--- Source passage Enclosed Below ---

Large-scale vertical farming company AeroFarms announced today it will go public via a merger with special purpose acquisition company (SPAC) Spring Valley Acquisition Corp. Once the deal goes through, AeroFarms will become publicly traded on the Nasdaq under the ARFM ticker symbol. The combined company is expected to have an estimated equity value of about $1.2 billion.
Certified B Corporation AeroFarms also noted that the deal will help to fund things like expanding retail distribution, constructing additional farms, and further developing the technology that powers the company’s growing operations.
Headquartered in Newark, New Jersey, AeroFarms grows leafy greens via indoor vertical farms that rely on LED light recipes, hydroponics, and software to grow plants. The company, which has raised $238 million to date, currently distributes products in the New York Metro Area as well as online via Whole Foods, FreshDirect, AmazonFresh, and Shop Rite.
The announcement comes not long after another controlled-environment agriculture company, AppHarvest, also went public via SPAC earlier this year. AppHarvest (also a Certified B Corp) completed a merger with Novus Capital Corp. and began trading on the Nasdaq on February 1. Its high-tech greenhouse model differs considerably from AeroFarms in terms of both the facility and the crops, but the end goal is similar — get pesticide-free, more locally grown produce to more people.
IPOs aside, it has been a busy month for the indoor farming space, with vertical farms Plenty and Bowery both expanding their retail footprint, Sweden’s Grönska raising $2.4 million, and Bablyon Microfarms closing a $3 million seed round.
AeroFarms said today that the merger has been approved by the Boards of Directors of both it and Spring Valley, and now just needs the approval of Spring Valley shareholders.

--- End of Enclosed Source passage ---

■ Work instructions:
1 > Answer these from the AeroFarms article:
(a) What ticker symbol will AeroFarms trade under on the Nasdaq?
(b) In what city and state is AeroFarms headquartered?
(c) On what date did AppHarvest begin trading on the Nasdaq?
2 > Transcribe the part of the AeroFarms article starting at "Large-scale vertical farming" and ending at "company’s growing operations.".

--- Dataset excerpts Enclosed Below ---

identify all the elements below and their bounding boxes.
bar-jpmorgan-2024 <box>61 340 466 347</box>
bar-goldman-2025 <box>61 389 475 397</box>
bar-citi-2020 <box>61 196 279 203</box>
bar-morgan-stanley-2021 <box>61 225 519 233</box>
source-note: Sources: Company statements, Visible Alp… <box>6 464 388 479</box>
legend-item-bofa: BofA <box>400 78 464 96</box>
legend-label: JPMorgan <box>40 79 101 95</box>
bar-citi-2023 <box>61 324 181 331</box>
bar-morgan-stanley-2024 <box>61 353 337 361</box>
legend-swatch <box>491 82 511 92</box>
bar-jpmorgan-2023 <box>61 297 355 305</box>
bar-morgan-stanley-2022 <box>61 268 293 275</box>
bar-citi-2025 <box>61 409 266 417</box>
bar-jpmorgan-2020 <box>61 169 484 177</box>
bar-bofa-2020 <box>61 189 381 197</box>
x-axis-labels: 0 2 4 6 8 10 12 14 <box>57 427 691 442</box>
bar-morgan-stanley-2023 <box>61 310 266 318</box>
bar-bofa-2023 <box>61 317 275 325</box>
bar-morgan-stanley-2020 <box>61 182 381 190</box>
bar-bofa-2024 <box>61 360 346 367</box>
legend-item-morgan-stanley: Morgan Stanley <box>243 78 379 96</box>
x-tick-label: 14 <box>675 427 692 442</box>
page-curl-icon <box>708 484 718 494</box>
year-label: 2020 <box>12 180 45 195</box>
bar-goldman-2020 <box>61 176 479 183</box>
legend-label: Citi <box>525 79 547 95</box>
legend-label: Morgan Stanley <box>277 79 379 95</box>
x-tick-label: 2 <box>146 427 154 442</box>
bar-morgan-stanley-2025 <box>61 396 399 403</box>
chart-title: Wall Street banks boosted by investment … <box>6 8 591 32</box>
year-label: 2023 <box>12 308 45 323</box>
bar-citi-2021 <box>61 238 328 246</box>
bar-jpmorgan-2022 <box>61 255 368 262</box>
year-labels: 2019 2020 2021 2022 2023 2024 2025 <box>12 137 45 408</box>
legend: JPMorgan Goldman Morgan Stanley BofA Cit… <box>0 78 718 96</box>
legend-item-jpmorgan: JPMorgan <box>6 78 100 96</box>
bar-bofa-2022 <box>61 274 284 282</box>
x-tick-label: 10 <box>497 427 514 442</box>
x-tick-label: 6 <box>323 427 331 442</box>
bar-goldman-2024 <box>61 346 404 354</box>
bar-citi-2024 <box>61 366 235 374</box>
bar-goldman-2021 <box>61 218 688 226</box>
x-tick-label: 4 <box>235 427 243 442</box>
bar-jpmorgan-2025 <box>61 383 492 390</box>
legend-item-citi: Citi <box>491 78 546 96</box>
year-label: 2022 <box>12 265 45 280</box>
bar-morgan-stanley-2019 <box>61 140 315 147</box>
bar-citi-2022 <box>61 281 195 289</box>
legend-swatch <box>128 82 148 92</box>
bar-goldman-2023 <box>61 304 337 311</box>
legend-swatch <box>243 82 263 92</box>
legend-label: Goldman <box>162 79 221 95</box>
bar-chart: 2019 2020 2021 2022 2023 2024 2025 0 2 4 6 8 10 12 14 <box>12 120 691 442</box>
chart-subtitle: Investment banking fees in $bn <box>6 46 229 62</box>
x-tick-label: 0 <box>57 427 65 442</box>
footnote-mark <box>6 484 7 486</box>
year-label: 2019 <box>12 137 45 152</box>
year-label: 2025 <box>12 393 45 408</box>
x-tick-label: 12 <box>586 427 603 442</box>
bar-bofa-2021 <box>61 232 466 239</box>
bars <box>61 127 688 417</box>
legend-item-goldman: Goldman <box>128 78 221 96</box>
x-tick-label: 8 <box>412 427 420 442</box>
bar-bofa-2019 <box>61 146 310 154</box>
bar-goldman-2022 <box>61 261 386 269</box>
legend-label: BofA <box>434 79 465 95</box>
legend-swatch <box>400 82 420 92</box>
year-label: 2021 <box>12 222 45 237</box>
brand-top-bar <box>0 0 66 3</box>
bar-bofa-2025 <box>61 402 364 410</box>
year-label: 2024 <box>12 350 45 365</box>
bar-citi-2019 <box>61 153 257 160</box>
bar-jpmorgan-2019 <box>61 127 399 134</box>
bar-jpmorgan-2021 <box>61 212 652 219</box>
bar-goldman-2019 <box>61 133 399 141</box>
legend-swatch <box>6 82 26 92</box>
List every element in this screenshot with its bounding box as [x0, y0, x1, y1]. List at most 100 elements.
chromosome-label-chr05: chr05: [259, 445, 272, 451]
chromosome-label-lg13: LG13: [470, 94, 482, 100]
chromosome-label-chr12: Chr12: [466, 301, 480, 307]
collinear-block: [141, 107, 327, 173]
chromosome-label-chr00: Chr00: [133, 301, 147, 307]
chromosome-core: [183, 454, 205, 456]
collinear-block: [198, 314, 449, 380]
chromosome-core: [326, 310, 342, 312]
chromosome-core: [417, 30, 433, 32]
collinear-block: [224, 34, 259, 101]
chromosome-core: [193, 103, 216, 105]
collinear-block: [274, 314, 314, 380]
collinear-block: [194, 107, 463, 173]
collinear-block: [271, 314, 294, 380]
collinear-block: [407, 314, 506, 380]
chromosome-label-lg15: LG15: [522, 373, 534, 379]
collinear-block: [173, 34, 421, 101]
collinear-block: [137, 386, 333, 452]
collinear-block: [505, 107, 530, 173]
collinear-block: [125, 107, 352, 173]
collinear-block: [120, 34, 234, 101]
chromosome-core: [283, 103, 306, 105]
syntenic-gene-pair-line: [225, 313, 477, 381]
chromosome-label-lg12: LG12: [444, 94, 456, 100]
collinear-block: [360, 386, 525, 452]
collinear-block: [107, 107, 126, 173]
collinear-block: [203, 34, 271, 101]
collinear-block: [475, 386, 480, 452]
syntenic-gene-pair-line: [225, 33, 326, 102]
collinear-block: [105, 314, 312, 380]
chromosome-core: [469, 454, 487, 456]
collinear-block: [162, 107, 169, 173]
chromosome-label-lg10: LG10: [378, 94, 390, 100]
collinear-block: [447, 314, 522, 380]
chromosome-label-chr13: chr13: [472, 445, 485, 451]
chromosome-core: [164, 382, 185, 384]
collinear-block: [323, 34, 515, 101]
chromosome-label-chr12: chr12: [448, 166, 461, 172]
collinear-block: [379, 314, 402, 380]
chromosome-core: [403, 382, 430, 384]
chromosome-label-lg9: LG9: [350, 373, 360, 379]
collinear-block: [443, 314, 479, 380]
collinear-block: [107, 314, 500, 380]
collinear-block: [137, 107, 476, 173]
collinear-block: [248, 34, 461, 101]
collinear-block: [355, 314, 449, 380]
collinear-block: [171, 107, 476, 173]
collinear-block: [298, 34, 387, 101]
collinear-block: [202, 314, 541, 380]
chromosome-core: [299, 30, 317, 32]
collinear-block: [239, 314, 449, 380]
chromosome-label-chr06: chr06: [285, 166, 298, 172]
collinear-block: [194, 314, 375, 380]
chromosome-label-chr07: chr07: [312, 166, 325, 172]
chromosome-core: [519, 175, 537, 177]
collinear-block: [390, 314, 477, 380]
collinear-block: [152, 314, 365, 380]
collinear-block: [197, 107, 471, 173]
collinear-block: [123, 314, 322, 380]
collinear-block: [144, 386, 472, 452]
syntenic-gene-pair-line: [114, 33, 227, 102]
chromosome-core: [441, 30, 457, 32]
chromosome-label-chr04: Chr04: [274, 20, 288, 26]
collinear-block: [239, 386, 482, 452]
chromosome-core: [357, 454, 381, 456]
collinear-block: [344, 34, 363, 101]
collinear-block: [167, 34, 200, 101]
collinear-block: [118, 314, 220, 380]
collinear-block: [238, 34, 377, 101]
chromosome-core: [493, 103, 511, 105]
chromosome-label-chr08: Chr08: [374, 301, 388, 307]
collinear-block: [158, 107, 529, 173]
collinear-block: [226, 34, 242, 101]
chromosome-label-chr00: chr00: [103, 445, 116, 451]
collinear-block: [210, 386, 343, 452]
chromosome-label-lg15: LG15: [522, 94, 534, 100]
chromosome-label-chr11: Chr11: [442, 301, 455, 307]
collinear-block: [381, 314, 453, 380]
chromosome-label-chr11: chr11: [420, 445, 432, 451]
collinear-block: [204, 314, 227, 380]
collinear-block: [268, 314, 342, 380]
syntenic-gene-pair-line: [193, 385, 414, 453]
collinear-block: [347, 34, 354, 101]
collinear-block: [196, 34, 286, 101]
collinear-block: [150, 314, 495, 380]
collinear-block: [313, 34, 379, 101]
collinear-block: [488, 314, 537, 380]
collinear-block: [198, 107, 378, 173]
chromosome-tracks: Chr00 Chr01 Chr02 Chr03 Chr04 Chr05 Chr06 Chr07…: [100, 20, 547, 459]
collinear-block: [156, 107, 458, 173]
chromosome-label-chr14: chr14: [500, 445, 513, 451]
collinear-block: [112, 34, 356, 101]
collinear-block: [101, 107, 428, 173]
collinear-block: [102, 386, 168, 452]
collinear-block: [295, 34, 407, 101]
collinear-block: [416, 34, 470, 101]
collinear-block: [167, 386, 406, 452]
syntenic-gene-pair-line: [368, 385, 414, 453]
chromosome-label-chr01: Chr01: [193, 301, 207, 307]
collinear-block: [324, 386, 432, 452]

--- End of Enclosed Dataset excerpts ---

■ Answers:
1 >
(a) ARFM
(b) Newark, New Jersey
(c) February 1

2 >
Large-scale vertical farming company AeroFarms announced today it will go public via a merger with special purpose acquisition company (SPAC) Spring Valley Acquisition Corp. Once the deal goes through, AeroFarms will become publicly traded on the Nasdaq under the ARFM ticker symbol. The combined company is expected to have an estimated equity value of about $1.2 billion.
Certified B Corporation AeroFarms also noted that the deal will help to fund things like expanding retail distribution, constructing additional farms, and further developing the technology that powers the company’s growing operations.